— Document segment —
And it’s just so weird. I’m happy! I’m happy with Robin, the bills are getting paid well enough, and I love what I do at Skullvines (would probably be depressed if I wasn’t doing it), plus I have a blast each week on the Metal Crypt.

I don’t have any bad memories springing up during this, just that overwhelming emotion. It’s like those people on that shitty movie, The Happening. No reason, just wham!

So I don’t need cheering up, or someone to talk to (though I appreciate the offers), because I can’t think of what’s wrong. Maybe it’s just something wrong, like serotonin levels dropping in my brain (Lexapro helps that). Maybe it really is a bit of a breakdown from worrying over Robin for so many years (which I’ll take on ’til the day I die, and gladly). I don’t know, but consciously, I’m okay.

Like I said, it’s weird. I still hope they’ll get the blood test results and see it was hormones, but I’m not getting my hopes up on that. Right now, my head is still swimming but my thinking is more straight.

I’ve gotta kick this, though. I have to be fit to take care of Robin. I couldn’t handle it if they took her away (no one is saying that, but it’s a fear now). Robin is being very supportive, by the way. She even joked to the doctor that I’m getting her back, LOL! She never left me side during my low points, though.

Well, things got worse from there. Going from memory, I believe my last Metal Crypt interview then was with the Kevin Eastman, creator of Teenage Mutant Ninja Turtles. I kept spacing out -brain farting- throughout the discussion, and that’s when I decided I couldn’t be on a live show while this was going on. More and more, I couldn’t sleep and everything was going downhill. It took a few months before I was able to blog more than a few words, but in April I recapped things in more detail.

From April 4th:

Okay, I just got back from the doctor but before getting into it, I’d may as well offer a bunch of details on this issue.

Back in about ’93, there was a time when I was sitting on the couch and simply couldn’t move. I could move my head a little. I could look around, etc. But my arms and legs were pretty much dead and I couldn’t talk. It’s like I could think what I wanted to do, but the signal wasn’t reaching the destination. After sitting there for a bit, I wanted to change the channel on the television. I stared at the remote next to me and concentrated hard, focusing on my arm to lift. Finally, my arm slowly lifted and I was able to pick it up. Then everything else slowly came back to me.

I told my mother about this, and she got me to the doctor as soon as possible. That’s when they discovered that my thyroid had stopped working, and I’ve been treated for hypothyroidism ever since. It was assumed that perhaps my metabolism and everything just dropped to the point of having zero energy for a bit.

Up until last year, this still happened maybe once every six months. I would start out getting really irritable and snappy for a few minutes, then my body would slowly go to jelly. I’d slump down wherever was comfy and ride it out. I always figured it was a glitch with my thyroid issues and never concerned myself with it.

So last January, as some who follow the blog had seen, I had a spell where my nerves felt shot and then this overwhelming sadness crept over me. I sat there for a long time, either sluggish or unable to move, and all these suicidal thoughts entered my mind (despite having no desire to really do this).

It scared the hell out of me so I went to the doctor, thinking that perhaps it was a hormonal thing (I have to get injections). The doctor didn’t think there was a link there, and with the suicidal thoughts, he thought I had depression and put me on medicine for that. Naturally, he was extremely concerned about the suicidal issue first and foremost. He wanted me to admit myself in the hospital, but I have to take care of Robin so that was impossible.

— Data records —
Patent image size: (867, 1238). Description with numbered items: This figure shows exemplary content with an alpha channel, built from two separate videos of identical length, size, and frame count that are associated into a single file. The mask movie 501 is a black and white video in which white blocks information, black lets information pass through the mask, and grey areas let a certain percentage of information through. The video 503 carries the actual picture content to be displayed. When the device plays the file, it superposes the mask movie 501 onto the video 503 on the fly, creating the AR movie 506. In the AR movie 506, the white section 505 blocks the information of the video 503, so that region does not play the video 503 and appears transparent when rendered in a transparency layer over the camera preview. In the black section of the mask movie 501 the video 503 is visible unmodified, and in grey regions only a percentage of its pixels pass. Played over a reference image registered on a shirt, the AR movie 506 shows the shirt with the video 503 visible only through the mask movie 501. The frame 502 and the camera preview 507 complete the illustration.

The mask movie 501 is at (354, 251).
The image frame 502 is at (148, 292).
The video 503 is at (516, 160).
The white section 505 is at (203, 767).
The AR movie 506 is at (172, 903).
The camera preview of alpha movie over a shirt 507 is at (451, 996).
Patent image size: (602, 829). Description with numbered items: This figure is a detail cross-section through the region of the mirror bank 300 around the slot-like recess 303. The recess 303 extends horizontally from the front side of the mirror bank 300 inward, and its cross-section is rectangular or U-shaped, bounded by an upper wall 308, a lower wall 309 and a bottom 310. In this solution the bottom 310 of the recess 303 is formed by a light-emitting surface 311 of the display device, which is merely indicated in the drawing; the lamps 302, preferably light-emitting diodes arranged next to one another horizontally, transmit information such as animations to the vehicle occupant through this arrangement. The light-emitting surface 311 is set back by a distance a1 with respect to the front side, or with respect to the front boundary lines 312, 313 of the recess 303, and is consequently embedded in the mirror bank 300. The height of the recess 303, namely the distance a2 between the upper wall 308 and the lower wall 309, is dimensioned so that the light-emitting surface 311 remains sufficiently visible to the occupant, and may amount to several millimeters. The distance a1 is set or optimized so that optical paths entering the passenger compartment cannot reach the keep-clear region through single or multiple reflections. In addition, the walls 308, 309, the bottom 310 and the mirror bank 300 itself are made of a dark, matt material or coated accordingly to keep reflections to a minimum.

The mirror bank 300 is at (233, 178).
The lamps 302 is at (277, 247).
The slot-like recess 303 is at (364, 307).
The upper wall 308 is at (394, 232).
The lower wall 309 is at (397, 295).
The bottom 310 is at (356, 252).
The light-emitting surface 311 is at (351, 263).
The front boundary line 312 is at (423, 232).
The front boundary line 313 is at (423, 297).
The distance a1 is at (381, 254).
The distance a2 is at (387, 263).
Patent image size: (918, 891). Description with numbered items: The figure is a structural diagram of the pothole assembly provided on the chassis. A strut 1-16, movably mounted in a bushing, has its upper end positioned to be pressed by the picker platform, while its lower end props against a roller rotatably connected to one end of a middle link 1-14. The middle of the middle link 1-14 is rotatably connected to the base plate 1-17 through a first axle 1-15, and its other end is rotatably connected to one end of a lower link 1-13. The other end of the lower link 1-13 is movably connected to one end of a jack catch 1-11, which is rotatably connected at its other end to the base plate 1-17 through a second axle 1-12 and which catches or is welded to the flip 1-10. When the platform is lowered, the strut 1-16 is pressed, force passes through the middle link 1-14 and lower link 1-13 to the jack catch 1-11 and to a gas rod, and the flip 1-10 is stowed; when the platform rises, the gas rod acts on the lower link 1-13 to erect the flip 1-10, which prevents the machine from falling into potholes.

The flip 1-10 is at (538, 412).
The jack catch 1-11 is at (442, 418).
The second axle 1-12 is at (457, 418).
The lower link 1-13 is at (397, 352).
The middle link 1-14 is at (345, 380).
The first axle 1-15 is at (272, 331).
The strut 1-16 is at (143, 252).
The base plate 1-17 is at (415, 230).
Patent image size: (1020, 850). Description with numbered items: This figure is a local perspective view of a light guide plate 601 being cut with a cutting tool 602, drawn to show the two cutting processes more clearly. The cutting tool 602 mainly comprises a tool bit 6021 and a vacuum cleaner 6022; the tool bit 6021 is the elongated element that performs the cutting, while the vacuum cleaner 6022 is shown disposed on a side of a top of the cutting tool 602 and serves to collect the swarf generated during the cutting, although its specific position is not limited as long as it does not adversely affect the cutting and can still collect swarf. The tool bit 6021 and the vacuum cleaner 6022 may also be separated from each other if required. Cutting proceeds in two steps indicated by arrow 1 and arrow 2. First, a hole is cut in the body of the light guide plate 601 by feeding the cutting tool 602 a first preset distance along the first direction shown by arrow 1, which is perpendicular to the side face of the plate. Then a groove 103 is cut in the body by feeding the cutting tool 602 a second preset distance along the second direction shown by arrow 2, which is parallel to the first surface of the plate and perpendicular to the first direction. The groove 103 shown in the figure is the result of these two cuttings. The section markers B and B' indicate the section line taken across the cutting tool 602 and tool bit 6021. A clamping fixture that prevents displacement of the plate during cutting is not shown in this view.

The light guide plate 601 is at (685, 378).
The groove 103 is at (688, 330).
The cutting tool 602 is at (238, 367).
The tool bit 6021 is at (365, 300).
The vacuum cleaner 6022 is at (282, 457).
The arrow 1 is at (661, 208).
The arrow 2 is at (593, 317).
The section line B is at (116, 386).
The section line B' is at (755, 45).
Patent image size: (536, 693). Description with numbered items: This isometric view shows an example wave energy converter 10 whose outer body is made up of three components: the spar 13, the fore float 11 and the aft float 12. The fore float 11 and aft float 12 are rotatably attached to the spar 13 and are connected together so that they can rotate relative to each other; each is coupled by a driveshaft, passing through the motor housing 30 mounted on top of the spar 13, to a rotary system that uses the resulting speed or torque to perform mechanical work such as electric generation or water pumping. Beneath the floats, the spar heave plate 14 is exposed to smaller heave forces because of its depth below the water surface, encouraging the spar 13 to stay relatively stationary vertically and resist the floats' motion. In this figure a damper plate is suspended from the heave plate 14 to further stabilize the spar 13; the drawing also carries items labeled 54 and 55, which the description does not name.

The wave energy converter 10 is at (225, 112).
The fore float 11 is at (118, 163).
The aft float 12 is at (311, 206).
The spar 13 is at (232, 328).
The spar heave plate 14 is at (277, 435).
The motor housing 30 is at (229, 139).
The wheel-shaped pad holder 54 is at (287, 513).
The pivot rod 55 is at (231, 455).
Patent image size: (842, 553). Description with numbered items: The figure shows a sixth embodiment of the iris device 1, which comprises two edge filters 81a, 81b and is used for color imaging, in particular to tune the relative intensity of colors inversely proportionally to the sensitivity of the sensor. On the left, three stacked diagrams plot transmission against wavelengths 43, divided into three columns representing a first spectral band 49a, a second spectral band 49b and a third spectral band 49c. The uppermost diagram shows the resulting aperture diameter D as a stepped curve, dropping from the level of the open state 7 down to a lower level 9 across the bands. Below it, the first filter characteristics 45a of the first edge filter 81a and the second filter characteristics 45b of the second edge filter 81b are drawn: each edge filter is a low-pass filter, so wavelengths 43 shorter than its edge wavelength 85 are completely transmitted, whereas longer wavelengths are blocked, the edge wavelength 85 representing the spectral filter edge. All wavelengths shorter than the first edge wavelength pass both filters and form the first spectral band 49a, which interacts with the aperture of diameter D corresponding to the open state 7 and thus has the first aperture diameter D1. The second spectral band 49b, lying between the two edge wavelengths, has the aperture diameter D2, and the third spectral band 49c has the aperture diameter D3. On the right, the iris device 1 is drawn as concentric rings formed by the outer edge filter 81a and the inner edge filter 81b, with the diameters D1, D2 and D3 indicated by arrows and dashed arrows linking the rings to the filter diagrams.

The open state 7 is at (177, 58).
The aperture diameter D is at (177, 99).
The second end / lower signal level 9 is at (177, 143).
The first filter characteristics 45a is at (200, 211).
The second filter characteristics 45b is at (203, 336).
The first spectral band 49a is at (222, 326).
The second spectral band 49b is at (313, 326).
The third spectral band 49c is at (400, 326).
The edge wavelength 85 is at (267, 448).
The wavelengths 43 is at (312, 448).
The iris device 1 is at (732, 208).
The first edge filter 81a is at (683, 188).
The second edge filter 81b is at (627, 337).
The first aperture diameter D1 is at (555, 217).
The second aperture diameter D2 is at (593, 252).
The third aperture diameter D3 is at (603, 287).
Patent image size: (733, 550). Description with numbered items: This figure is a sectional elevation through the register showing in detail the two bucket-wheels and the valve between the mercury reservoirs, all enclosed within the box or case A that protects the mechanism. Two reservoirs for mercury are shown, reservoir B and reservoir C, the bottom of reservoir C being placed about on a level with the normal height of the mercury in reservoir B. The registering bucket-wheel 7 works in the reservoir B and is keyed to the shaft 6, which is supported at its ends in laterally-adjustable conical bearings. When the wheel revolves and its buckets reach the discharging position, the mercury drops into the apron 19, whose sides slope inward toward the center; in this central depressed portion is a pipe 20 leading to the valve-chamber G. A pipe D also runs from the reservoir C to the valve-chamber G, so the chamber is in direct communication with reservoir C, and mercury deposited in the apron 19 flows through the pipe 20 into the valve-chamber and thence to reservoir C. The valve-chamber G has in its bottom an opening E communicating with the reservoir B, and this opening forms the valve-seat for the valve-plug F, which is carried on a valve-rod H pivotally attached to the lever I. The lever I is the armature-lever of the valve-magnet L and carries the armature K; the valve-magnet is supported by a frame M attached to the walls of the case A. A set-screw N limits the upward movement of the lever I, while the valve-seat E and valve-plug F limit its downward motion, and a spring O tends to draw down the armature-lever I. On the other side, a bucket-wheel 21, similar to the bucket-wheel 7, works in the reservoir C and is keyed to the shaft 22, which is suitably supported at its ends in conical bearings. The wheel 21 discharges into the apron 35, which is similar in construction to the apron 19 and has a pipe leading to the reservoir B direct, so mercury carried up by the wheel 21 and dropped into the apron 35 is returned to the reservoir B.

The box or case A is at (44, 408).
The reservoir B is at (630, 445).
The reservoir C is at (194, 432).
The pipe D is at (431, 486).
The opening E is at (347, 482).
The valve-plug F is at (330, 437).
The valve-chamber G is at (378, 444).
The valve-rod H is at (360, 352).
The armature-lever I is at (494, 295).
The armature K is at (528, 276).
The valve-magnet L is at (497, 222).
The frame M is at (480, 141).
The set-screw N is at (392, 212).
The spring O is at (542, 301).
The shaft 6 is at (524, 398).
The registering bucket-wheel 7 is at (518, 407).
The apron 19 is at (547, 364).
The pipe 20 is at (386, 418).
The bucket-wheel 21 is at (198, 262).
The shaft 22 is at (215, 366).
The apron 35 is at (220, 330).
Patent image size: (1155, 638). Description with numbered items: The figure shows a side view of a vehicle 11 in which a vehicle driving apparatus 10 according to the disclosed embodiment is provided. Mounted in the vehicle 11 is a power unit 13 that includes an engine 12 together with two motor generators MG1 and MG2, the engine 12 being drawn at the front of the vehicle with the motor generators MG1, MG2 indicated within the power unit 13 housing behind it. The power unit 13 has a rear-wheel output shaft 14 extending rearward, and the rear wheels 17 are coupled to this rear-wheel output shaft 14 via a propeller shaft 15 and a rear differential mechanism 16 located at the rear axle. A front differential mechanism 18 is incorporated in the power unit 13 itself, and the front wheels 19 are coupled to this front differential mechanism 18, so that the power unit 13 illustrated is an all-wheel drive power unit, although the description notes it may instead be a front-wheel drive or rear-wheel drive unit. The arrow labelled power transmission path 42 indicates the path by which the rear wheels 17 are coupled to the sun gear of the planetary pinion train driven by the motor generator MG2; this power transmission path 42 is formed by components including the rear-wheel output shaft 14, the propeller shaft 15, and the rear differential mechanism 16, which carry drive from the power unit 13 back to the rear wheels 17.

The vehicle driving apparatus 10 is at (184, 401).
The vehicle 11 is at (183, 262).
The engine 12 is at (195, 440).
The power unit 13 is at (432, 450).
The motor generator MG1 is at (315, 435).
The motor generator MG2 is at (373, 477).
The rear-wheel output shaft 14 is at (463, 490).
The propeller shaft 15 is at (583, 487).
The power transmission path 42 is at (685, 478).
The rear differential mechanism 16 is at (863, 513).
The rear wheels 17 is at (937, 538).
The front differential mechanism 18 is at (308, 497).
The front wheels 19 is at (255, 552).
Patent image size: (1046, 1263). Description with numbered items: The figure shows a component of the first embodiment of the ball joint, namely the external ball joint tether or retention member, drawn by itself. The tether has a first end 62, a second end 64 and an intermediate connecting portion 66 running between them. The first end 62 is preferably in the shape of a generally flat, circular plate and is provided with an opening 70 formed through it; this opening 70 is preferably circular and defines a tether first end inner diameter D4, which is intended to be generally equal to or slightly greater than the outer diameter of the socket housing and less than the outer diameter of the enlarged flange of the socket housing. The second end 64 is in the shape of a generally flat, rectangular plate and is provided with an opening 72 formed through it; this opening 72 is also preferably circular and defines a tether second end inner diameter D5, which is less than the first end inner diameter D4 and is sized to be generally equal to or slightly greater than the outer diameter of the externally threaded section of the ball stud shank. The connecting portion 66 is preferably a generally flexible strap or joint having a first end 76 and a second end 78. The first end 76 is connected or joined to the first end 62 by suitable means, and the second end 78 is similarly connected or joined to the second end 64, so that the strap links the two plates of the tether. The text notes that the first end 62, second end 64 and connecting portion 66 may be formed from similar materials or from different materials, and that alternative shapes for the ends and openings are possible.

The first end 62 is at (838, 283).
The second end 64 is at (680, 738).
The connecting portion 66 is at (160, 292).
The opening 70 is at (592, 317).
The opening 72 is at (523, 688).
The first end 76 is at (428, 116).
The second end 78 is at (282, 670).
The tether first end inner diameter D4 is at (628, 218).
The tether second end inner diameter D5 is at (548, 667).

— Work instructions —
Answer these questions about the blog excerpt, giving each answer on its own line and numbered to match.
1. Which medication does the writer say helps with serotonin levels?
2. Who does the writer believe was the guest in the last Metal Crypt interview at that time?
3. What condition has the writer been treated for since the episode in about '93?

— Response to the task —
1. Lexapro.
2. Kevin Eastman, creator of Teenage Mutant Ninja Turtles.
3. Hypothyroidism.